[Start Record extracts]
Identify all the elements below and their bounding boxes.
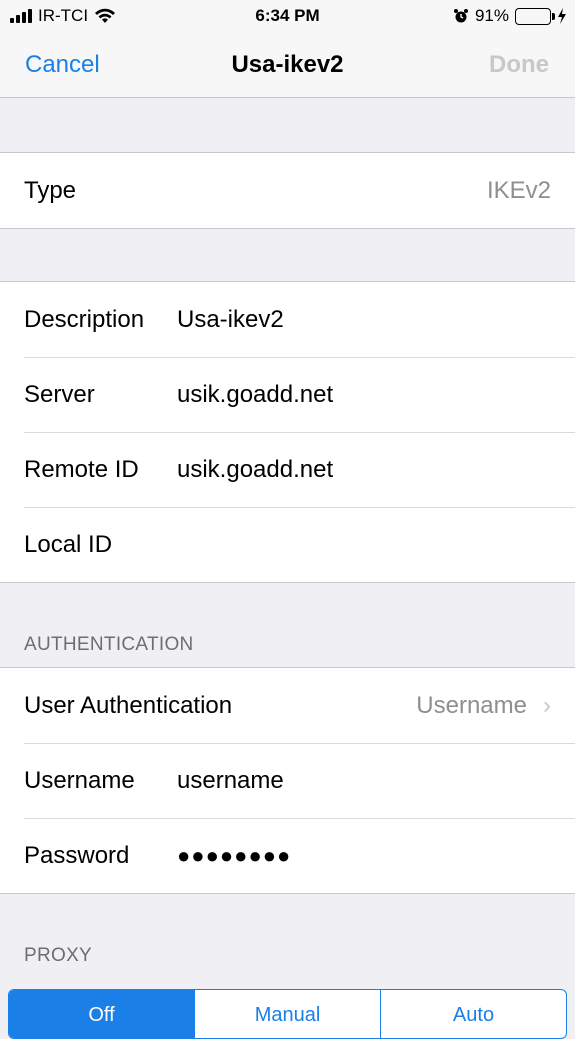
password-field[interactable]: ●●●●●●●● bbox=[177, 843, 291, 869]
proxy-header: PROXY bbox=[24, 945, 93, 966]
wifi-icon bbox=[95, 8, 116, 23]
carrier-area: IR-TCI bbox=[10, 6, 116, 26]
server-row[interactable]: Server usik.goadd.net bbox=[0, 357, 575, 432]
remote-id-field[interactable]: usik.goadd.net bbox=[177, 456, 333, 484]
local-id-label: Local ID bbox=[24, 530, 113, 558]
server-label: Server bbox=[24, 380, 95, 408]
type-group: Type IKEv2 bbox=[0, 152, 575, 229]
type-label: Type bbox=[24, 176, 77, 204]
charging-bolt-icon bbox=[558, 8, 566, 24]
local-id-row[interactable]: Local ID bbox=[0, 507, 575, 582]
alarm-icon bbox=[453, 9, 468, 23]
battery-icon bbox=[515, 7, 555, 25]
authentication-header: AUTHENTICATION bbox=[24, 634, 194, 655]
user-authentication-value: Username bbox=[416, 691, 527, 719]
description-field[interactable]: Usa-ikev2 bbox=[177, 306, 284, 334]
remote-id-row[interactable]: Remote ID usik.goadd.net bbox=[0, 432, 575, 507]
password-row[interactable]: Password ●●●●●●●● bbox=[0, 818, 575, 893]
type-value: IKEv2 bbox=[486, 176, 551, 204]
battery-percent: 91% bbox=[474, 6, 509, 25]
battery-area: 91% bbox=[453, 6, 567, 26]
signal-strength-icon bbox=[10, 9, 32, 23]
description-row[interactable]: Description Usa-ikev2 bbox=[0, 282, 575, 357]
authentication-group: User Authentication Username › Username … bbox=[0, 667, 575, 894]
proxy-option-manual[interactable]: Manual bbox=[194, 990, 380, 1038]
proxy-option-off[interactable]: Off bbox=[9, 990, 194, 1038]
connection-group: Description Usa-ikev2 Server usik.goadd.… bbox=[0, 281, 575, 583]
remote-id-label: Remote ID bbox=[24, 455, 139, 483]
status-bar: IR-TCI 6:34 PM 91% bbox=[0, 0, 575, 34]
type-row[interactable]: Type IKEv2 bbox=[0, 153, 575, 228]
navigation-bar: Cancel Usa-ikev2 Done bbox=[0, 34, 575, 98]
user-authentication-label: User Authentication bbox=[24, 691, 233, 719]
username-field[interactable]: username bbox=[177, 767, 284, 795]
chevron-right-icon: › bbox=[543, 691, 551, 719]
user-authentication-value-area: Username › bbox=[416, 692, 551, 720]
username-label: Username bbox=[24, 766, 135, 794]
proxy-option-auto[interactable]: Auto bbox=[380, 990, 566, 1038]
cancel-button[interactable]: Cancel bbox=[25, 51, 100, 79]
proxy-segmented-control: Off Manual Auto bbox=[8, 989, 567, 1039]
done-button[interactable]: Done bbox=[489, 51, 549, 79]
carrier-name: IR-TCI bbox=[38, 6, 89, 25]
description-label: Description bbox=[24, 305, 145, 333]
password-label: Password bbox=[24, 841, 130, 869]
username-row[interactable]: Username username bbox=[0, 743, 575, 818]
user-authentication-row[interactable]: User Authentication Username › bbox=[0, 668, 575, 743]
server-field[interactable]: usik.goadd.net bbox=[177, 381, 333, 409]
[End Record extracts]
◆ What is required
Edit all the rows so that every "Usa-ikev2" becomes "Usa-vpn", with nothing else changed. Leave the pictures out.

◆ Task answer
Identify all the elements below and their bounding boxes.
password-field[interactable]: ●●●●●●●● bbox=[177, 843, 291, 869]
proxy-header: PROXY bbox=[24, 945, 93, 966]
wifi-icon bbox=[95, 8, 116, 23]
carrier-area: IR-TCI bbox=[10, 6, 116, 26]
server-row[interactable]: Server usik.goadd.net bbox=[0, 357, 575, 432]
remote-id-field[interactable]: usik.goadd.net bbox=[177, 456, 333, 484]
local-id-label: Local ID bbox=[24, 530, 113, 558]
server-label: Server bbox=[24, 380, 95, 408]
type-group: Type IKEv2 bbox=[0, 152, 575, 229]
type-label: Type bbox=[24, 176, 77, 204]
charging-bolt-icon bbox=[558, 8, 566, 24]
local-id-row[interactable]: Local ID bbox=[0, 507, 575, 582]
alarm-icon bbox=[453, 9, 468, 23]
battery-icon bbox=[515, 7, 555, 25]
authentication-header: AUTHENTICATION bbox=[24, 634, 194, 655]
user-authentication-value: Username bbox=[416, 691, 527, 719]
description-field[interactable]: Usa-vpn bbox=[177, 306, 284, 334]
remote-id-row[interactable]: Remote ID usik.goadd.net bbox=[0, 432, 575, 507]
password-row[interactable]: Password ●●●●●●●● bbox=[0, 818, 575, 893]
type-value: IKEv2 bbox=[486, 176, 551, 204]
battery-percent: 91% bbox=[474, 6, 509, 25]
battery-area: 91% bbox=[453, 6, 567, 26]
signal-strength-icon bbox=[10, 9, 32, 23]
description-row[interactable]: Description Usa-vpn bbox=[0, 282, 575, 357]
authentication-group: User Authentication Username › Username … bbox=[0, 667, 575, 894]
proxy-option-manual[interactable]: Manual bbox=[194, 990, 380, 1038]
proxy-option-off[interactable]: Off bbox=[9, 990, 194, 1038]
connection-group: Description Usa-vpn Server usik.goadd.… bbox=[0, 281, 575, 583]
remote-id-label: Remote ID bbox=[24, 455, 139, 483]
status-bar: IR-TCI 6:34 PM 91% bbox=[0, 0, 575, 34]
type-row[interactable]: Type IKEv2 bbox=[0, 153, 575, 228]
navigation-bar: Cancel Usa-vpn Done bbox=[0, 34, 575, 98]
user-authentication-label: User Authentication bbox=[24, 691, 233, 719]
username-field[interactable]: username bbox=[177, 767, 284, 795]
chevron-right-icon: › bbox=[543, 691, 551, 719]
user-authentication-value-area: Username › bbox=[416, 692, 551, 720]
username-label: Username bbox=[24, 766, 135, 794]
proxy-option-auto[interactable]: Auto bbox=[380, 990, 566, 1038]
cancel-button[interactable]: Cancel bbox=[25, 51, 100, 79]
proxy-segmented-control: Off Manual Auto bbox=[8, 989, 567, 1039]
done-button[interactable]: Done bbox=[489, 51, 549, 79]
carrier-name: IR-TCI bbox=[38, 6, 89, 25]
description-label: Description bbox=[24, 305, 145, 333]
password-label: Password bbox=[24, 841, 130, 869]
username-row[interactable]: Username username bbox=[0, 743, 575, 818]
user-authentication-row[interactable]: User Authentication Username › bbox=[0, 668, 575, 743]
server-field[interactable]: usik.goadd.net bbox=[177, 381, 333, 409]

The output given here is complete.